== Stated goal ==
Leave out the pictures and repeat every record exactly.

== Materials provided ==

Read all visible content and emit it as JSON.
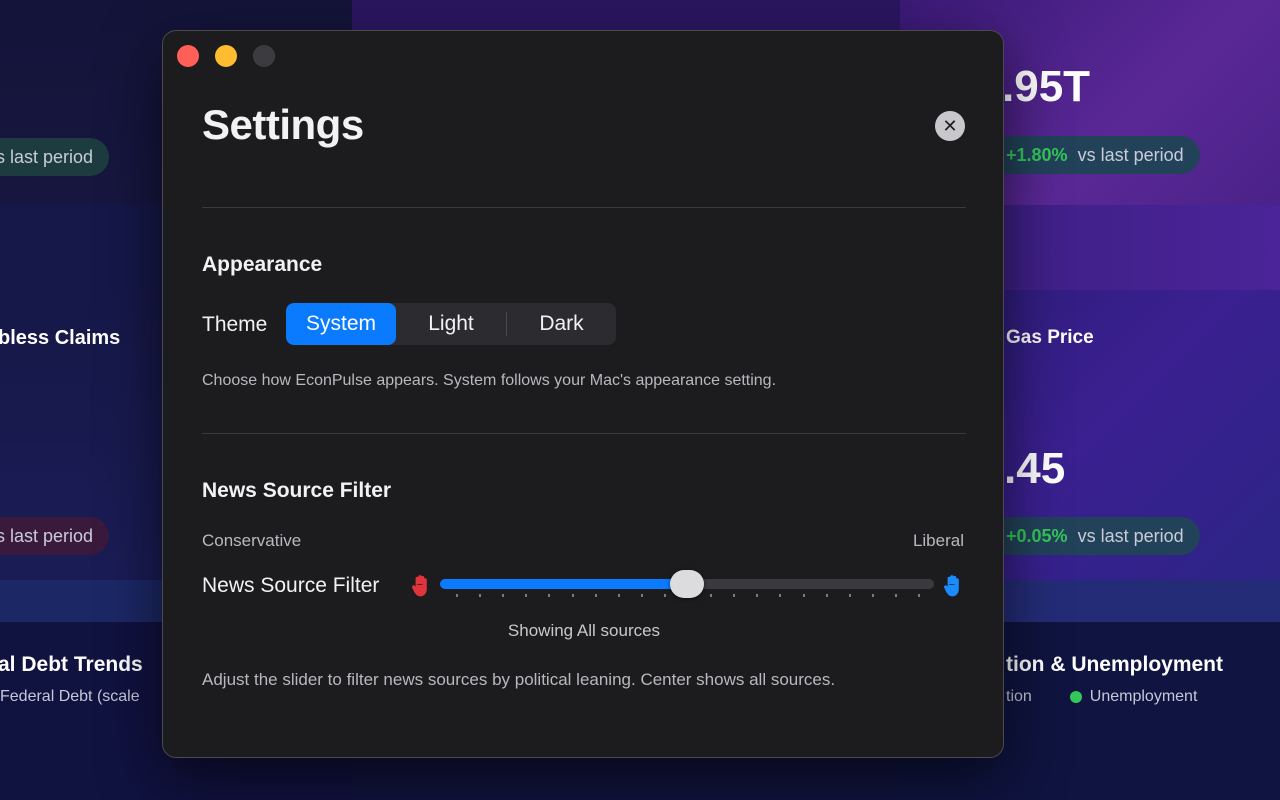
{
  "background": {
    "top_left_pill": "s last period",
    "top_right_value": ".95T",
    "top_right_change": "+1.80%",
    "top_right_pill_suffix": "vs last period",
    "left_card_title": "bless Claims",
    "left_card_pill": "s last period",
    "right_card_title": "Gas Price",
    "right_card_value": ".45",
    "right_card_change": "+0.05%",
    "right_card_pill_suffix": "vs last period",
    "bottom_left_title": "al Debt Trends",
    "bottom_left_legend": "Federal Debt (scale",
    "bottom_right_title": "tion & Unemployment",
    "bottom_right_legend_1": "tion",
    "bottom_right_legend_2": "Unemployment"
  },
  "window": {
    "title": "Settings",
    "close_icon": "close-icon",
    "appearance": {
      "section_title": "Appearance",
      "theme_label": "Theme",
      "theme_options": [
        "System",
        "Light",
        "Dark"
      ],
      "selected": "System",
      "help": "Choose how EconPulse appears. System follows your Mac's appearance setting."
    },
    "news_filter": {
      "section_title": "News Source Filter",
      "left_label": "Conservative",
      "right_label": "Liberal",
      "row_label": "News Source Filter",
      "slider_value": 0.5,
      "status": "Showing All sources",
      "help": "Adjust the slider to filter news sources by political leaning. Center shows all sources."
    }
  },
  "colors": {
    "accent": "#0a7aff",
    "conservative": "#e0353c",
    "liberal": "#1a8cff",
    "positive": "#34c759"
  }
}
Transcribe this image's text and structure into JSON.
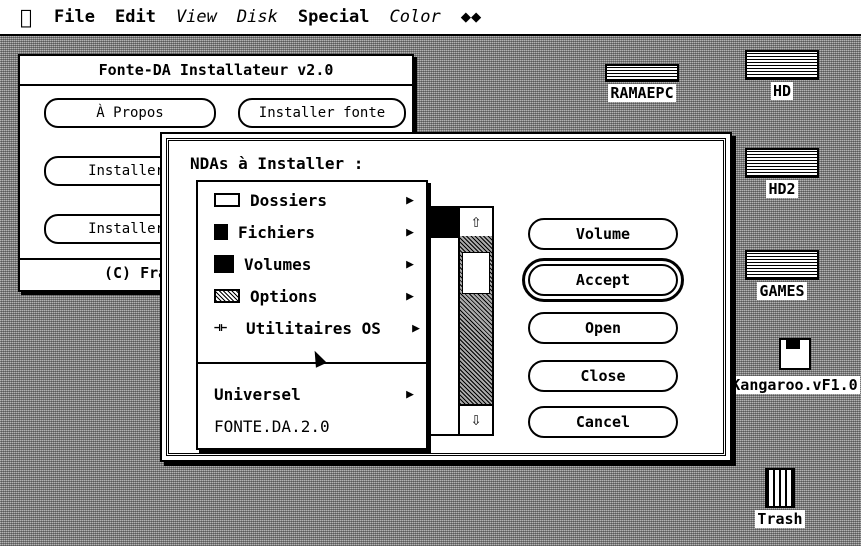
{
  "menubar": {
    "items": [
      {
        "label": "File",
        "dimmed": false
      },
      {
        "label": "Edit",
        "dimmed": false
      },
      {
        "label": "View",
        "dimmed": true
      },
      {
        "label": "Disk",
        "dimmed": true
      },
      {
        "label": "Special",
        "dimmed": false
      },
      {
        "label": "Color",
        "dimmed": true
      }
    ]
  },
  "installer_window": {
    "title": "Fonte-DA Installateur v2.0",
    "buttons": [
      "À Propos",
      "Installer fonte",
      "Installer",
      "Installer"
    ],
    "footer": "(C) Fran"
  },
  "dialog": {
    "prompt": "NDAs à Installer :",
    "menu_items": [
      {
        "label": "Dossiers",
        "icon": "folder-icon"
      },
      {
        "label": "Fichiers",
        "icon": "file-icon"
      },
      {
        "label": "Volumes",
        "icon": "volume-icon"
      },
      {
        "label": "Options",
        "icon": "options-icon"
      },
      {
        "label": "Utilitaires OS",
        "icon": "utilities-icon"
      },
      {
        "label": "Universel",
        "icon": ""
      },
      {
        "label": "FONTE.DA.2.0",
        "icon": ""
      }
    ],
    "buttons": [
      "Volume",
      "Accept",
      "Open",
      "Close",
      "Cancel"
    ],
    "default_button": "Accept"
  },
  "desktop": {
    "icons": [
      {
        "label": "RAMAEPC"
      },
      {
        "label": "HD"
      },
      {
        "label": "HD2"
      },
      {
        "label": "GAMES"
      },
      {
        "label": "Kangaroo.vF1.0"
      },
      {
        "label": "Trash"
      }
    ]
  }
}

== Solution ==
Read all visible content and emit it as JSON.
{
  "background": {
    "top_left_pill": "s last period",
    "top_right_value": ".95T",
    "top_right_change": "+1.80%",
    "top_right_pill_suffix": "vs last period",
    "left_card_title": "bless Claims",
    "left_card_pill": "s last period",
    "right_card_title": "Gas Price",
    "right_card_value": ".45",
    "right_card_change": "+0.05%",
    "right_card_pill_suffix": "vs last period",
    "bottom_left_title": "al Debt Trends",
    "bottom_left_legend": "Federal Debt (scale",
    "bottom_right_title": "tion & Unemployment",
    "bottom_right_legend_1": "tion",
    "bottom_right_legend_2": "Unemployment"
  },
  "window": {
    "title": "Settings",
    "close_icon": "close-icon",
    "appearance": {
      "section_title": "Appearance",
      "theme_label": "Theme",
      "theme_options": [
        "System",
        "Light",
        "Dark"
      ],
      "selected": "System",
      "help": "Choose how EconPulse appears. System follows your Mac's appearance setting."
    },
    "news_filter": {
      "section_title": "News Source Filter",
      "left_label": "Conservative",
      "right_label": "Liberal",
      "row_label": "News Source Filter",
      "slider_value": 0.5,
      "status": "Showing All sources",
      "help": "Adjust the slider to filter news sources by political leaning. Center shows all sources."
    }
  },
  "colors": {
    "accent": "#0a7aff",
    "conservative": "#e0353c",
    "liberal": "#1a8cff",
    "positive": "#34c759"
  }
}
Transcribe this image's text and structure into JSON.
{
  "menubar": {
    "items": [
      {
        "label": "File",
        "dimmed": false
      },
      {
        "label": "Edit",
        "dimmed": false
      },
      {
        "label": "View",
        "dimmed": true
      },
      {
        "label": "Disk",
        "dimmed": true
      },
      {
        "label": "Special",
        "dimmed": false
      },
      {
        "label": "Color",
        "dimmed": true
      }
    ]
  },
  "installer_window": {
    "title": "Fonte-DA Installateur v2.0",
    "buttons": [
      "À Propos",
      "Installer fonte",
      "Installer",
      "Installer"
    ],
    "footer": "(C) Fran"
  },
  "dialog": {
    "prompt": "NDAs à Installer :",
    "menu_items": [
      {
        "label": "Dossiers",
        "icon": "folder-icon"
      },
      {
        "label": "Fichiers",
        "icon": "file-icon"
      },
      {
        "label": "Volumes",
        "icon": "volume-icon"
      },
      {
        "label": "Options",
        "icon": "options-icon"
      },
      {
        "label": "Utilitaires OS",
        "icon": "utilities-icon"
      },
      {
        "label": "Universel",
        "icon": ""
      },
      {
        "label": "FONTE.DA.2.0",
        "icon": ""
      }
    ],
    "buttons": [
      "Volume",
      "Accept",
      "Open",
      "Close",
      "Cancel"
    ],
    "default_button": "Accept"
  },
  "desktop": {
    "icons": [
      {
        "label": "RAMAEPC"
      },
      {
        "label": "HD"
      },
      {
        "label": "HD2"
      },
      {
        "label": "GAMES"
      },
      {
        "label": "Kangaroo.vF1.0"
      },
      {
        "label": "Trash"
      }
    ]
  }
}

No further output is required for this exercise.